Yapılacak iş
Aşağıdaki başbakanlar üzerine yazıda "Ama tabii artık" ifadesinden başlayıp "da yok zaten." ifadesi de dahil olmak üzere o ifadeye kadar uzanan bölümü yeniden yazın ve "sicil defteri" yerine "karne" koyun.

Seçilen bölüm

Yeni Başbakan Binali Yıldırım’la uzun boylu bir tanışıklığımız yok. Birkaç toplantıda karşılaşıp nezaket gereği hal hatır soruşumuzu saymazsak iki lakırdı etmişliğimiz bile yok kendisiyle. İçinden geldiği sektör de benim ilgi alanlarıma epey uzak zaten. Ne gemicilikten, ne inşaatçılıktan ne de telekomünikasyon işlerinden anlarım. Buralardan konu açılacak olsa konuşacak laf bulmakta zorlanırım herhalde.
Ama tabii artık bütün sektörlerden sorumlu olacağı için Binali Yıldırım’ın -bütün vatandaşlar gibi- benim de uhdemde bir sicil defteri olacak. Herkes gibi ben de icraatıyla ilgili değerlendirmelerimi not edeceğim o deftere. Bu aşamada başka bir şey söylemenin anlamı da yok zaten.
Bu yüzden yeni başbakan hakkında değil, eski başbakan Ahmet Davutoğlu üzerine birkaç şey söyleyeceğim. Belki Davutoğlu’nun “içinden geldiği sektör” ilgi alanlarımla kesiştiği için. Belki de “gelen ağam, giden paşam” felsefesinin etkisinde kaldığım için.

Gösterilen kayıtlar

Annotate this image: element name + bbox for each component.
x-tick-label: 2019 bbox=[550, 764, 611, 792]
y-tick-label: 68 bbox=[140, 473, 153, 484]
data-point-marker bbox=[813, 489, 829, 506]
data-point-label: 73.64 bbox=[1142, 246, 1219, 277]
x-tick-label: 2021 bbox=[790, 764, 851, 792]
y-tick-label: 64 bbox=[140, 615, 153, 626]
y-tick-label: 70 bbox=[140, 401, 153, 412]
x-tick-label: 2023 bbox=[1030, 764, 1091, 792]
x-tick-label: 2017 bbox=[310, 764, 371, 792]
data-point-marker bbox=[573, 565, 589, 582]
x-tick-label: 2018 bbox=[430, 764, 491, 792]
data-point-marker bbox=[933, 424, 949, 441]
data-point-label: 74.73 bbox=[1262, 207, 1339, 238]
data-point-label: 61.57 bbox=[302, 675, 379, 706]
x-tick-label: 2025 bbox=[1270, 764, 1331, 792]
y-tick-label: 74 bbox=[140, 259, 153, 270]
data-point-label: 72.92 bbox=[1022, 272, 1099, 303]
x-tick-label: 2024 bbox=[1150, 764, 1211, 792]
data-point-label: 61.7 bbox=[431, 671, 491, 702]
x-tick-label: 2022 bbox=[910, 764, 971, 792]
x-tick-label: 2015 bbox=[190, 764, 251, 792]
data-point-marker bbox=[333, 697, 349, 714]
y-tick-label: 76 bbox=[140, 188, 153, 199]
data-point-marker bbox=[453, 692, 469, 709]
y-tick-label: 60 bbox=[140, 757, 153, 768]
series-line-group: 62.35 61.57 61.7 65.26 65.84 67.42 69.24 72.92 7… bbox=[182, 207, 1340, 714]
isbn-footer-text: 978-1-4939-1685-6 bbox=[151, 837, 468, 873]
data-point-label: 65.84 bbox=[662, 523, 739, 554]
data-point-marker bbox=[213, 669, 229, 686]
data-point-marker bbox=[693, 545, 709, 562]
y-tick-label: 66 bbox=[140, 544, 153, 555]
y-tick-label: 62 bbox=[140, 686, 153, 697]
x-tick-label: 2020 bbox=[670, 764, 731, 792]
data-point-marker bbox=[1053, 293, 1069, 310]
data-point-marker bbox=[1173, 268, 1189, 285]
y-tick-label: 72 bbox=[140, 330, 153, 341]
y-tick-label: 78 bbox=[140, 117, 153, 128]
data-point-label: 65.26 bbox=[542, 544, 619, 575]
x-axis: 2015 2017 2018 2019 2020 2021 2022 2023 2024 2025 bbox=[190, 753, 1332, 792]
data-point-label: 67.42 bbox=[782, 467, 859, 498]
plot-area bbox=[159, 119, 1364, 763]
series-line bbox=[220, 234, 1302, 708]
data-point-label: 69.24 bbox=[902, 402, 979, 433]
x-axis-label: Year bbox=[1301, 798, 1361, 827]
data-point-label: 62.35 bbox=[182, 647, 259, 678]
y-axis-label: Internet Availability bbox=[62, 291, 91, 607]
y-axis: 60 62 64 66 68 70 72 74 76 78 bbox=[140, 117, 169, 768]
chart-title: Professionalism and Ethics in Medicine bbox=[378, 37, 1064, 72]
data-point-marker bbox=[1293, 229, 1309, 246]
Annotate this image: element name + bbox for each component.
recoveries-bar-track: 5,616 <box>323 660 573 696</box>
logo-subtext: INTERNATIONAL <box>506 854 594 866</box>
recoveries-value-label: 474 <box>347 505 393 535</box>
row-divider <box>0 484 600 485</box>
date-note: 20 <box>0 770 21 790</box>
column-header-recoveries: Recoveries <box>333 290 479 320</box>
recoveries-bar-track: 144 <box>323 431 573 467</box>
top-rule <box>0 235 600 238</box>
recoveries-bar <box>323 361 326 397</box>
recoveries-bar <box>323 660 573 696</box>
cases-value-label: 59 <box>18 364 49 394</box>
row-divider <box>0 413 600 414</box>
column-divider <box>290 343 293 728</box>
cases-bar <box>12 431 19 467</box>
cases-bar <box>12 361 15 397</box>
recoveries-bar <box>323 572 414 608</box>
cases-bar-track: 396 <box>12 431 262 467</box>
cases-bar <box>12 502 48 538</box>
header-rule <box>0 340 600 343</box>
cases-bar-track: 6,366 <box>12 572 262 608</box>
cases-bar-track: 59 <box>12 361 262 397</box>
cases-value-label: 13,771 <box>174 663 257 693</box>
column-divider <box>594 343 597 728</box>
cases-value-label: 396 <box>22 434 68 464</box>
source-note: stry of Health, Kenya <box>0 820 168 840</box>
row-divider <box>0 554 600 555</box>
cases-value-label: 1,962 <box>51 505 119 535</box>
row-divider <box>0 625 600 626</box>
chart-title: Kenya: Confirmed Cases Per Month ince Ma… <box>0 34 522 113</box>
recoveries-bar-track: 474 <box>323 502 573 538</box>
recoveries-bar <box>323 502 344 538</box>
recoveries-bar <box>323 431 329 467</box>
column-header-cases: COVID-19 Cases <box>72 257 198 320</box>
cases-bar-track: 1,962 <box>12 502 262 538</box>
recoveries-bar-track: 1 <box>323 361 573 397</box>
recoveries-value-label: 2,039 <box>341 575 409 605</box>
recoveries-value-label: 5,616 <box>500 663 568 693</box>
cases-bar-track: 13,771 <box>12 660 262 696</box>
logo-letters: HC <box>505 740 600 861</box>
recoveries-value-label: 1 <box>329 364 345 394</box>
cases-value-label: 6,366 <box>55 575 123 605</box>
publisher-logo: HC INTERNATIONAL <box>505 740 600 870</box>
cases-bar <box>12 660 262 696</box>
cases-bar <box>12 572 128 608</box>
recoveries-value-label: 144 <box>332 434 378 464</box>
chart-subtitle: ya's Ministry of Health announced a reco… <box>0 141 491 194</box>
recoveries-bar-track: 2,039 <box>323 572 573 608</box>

Yanıt
Ama tabii artık bütün sektörlerden sorumlu olacağı için Binali Yıldırım’ın -bütün vatandaşlar gibi- benim de uhdemde bir karne olacak. Herkes gibi ben de icraatıyla ilgili değerlendirmelerimi not edeceğim o deftere. Bu aşamada başka bir şey söylemenin anlamı da yok zaten.